=== Data supplied ===

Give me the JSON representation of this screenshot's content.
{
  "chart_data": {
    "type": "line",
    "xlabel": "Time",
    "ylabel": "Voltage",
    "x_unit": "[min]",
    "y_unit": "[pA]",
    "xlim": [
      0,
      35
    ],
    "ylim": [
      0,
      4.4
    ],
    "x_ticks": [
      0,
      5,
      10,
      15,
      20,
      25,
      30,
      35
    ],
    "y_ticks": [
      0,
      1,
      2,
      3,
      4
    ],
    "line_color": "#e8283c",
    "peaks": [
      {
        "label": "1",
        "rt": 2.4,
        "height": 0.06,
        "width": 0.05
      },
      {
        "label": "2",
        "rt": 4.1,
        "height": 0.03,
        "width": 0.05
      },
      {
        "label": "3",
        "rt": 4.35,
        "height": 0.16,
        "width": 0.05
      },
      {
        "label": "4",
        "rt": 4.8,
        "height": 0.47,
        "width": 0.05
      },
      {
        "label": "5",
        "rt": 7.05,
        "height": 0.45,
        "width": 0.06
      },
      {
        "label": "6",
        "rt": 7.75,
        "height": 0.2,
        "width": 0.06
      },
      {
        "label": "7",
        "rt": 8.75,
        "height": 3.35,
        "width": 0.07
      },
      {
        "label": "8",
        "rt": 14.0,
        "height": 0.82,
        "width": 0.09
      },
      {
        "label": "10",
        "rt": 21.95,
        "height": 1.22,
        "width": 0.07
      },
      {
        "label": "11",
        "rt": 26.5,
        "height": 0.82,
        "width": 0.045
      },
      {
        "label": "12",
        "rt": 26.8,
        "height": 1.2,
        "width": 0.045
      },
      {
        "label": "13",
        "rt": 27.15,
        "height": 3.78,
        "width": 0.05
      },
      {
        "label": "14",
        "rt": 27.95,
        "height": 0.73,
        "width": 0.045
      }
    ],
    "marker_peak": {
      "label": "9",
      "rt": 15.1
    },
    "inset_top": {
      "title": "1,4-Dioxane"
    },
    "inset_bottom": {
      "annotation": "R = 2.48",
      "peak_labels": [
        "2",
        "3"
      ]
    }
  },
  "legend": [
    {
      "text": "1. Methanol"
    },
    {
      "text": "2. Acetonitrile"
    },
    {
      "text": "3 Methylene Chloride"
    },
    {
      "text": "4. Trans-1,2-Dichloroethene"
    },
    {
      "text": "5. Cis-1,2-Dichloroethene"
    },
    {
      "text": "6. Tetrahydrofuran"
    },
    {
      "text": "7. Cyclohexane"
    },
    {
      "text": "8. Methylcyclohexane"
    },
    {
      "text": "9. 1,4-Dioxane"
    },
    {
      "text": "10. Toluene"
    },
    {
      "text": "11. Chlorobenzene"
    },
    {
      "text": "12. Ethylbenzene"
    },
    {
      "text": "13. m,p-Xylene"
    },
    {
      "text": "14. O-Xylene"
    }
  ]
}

=== What is asked ===
Return what is listed above, exactly and completely.

=== Solution to this task ===
Give me the JSON representation of this screenshot's content.
{
  "chart_data": {
    "type": "line",
    "xlabel": "Time",
    "ylabel": "Voltage",
    "x_unit": "[min]",
    "y_unit": "[pA]",
    "xlim": [
      0,
      35
    ],
    "ylim": [
      0,
      4.4
    ],
    "x_ticks": [
      0,
      5,
      10,
      15,
      20,
      25,
      30,
      35
    ],
    "y_ticks": [
      0,
      1,
      2,
      3,
      4
    ],
    "line_color": "#e8283c",
    "peaks": [
      {
        "label": "1",
        "rt": 2.4,
        "height": 0.06,
        "width": 0.05
      },
      {
        "label": "2",
        "rt": 4.1,
        "height": 0.03,
        "width": 0.05
      },
      {
        "label": "3",
        "rt": 4.35,
        "height": 0.16,
        "width": 0.05
      },
      {
        "label": "4",
        "rt": 4.8,
        "height": 0.47,
        "width": 0.05
      },
      {
        "label": "5",
        "rt": 7.05,
        "height": 0.45,
        "width": 0.06
      },
      {
        "label": "6",
        "rt": 7.75,
        "height": 0.2,
        "width": 0.06
      },
      {
        "label": "7",
        "rt": 8.75,
        "height": 3.35,
        "width": 0.07
      },
      {
        "label": "8",
        "rt": 14.0,
        "height": 0.82,
        "width": 0.09
      },
      {
        "label": "10",
        "rt": 21.95,
        "height": 1.22,
        "width": 0.07
      },
      {
        "label": "11",
        "rt": 26.5,
        "height": 0.82,
        "width": 0.045
      },
      {
        "label": "12",
        "rt": 26.8,
        "height": 1.2,
        "width": 0.045
      },
      {
        "label": "13",
        "rt": 27.15,
        "height": 3.78,
        "width": 0.05
      },
      {
        "label": "14",
        "rt": 27.95,
        "height": 0.73,
        "width": 0.045
      }
    ],
    "marker_peak": {
      "label": "9",
      "rt": 15.1
    },
    "inset_top": {
      "title": "1,4-Dioxane"
    },
    "inset_bottom": {
      "annotation": "R = 2.48",
      "peak_labels": [
        "2",
        "3"
      ]
    }
  },
  "legend": [
    {
      "text": "1. Methanol"
    },
    {
      "text": "2. Acetonitrile"
    },
    {
      "text": "3 Methylene Chloride"
    },
    {
      "text": "4. Trans-1,2-Dichloroethene"
    },
    {
      "text": "5. Cis-1,2-Dichloroethene"
    },
    {
      "text": "6. Tetrahydrofuran"
    },
    {
      "text": "7. Cyclohexane"
    },
    {
      "text": "8. Methylcyclohexane"
    },
    {
      "text": "9. 1,4-Dioxane"
    },
    {
      "text": "10. Toluene"
    },
    {
      "text": "11. Chlorobenzene"
    },
    {
      "text": "12. Ethylbenzene"
    },
    {
      "text": "13. m,p-Xylene"
    },
    {
      "text": "14. O-Xylene"
    }
  ]
}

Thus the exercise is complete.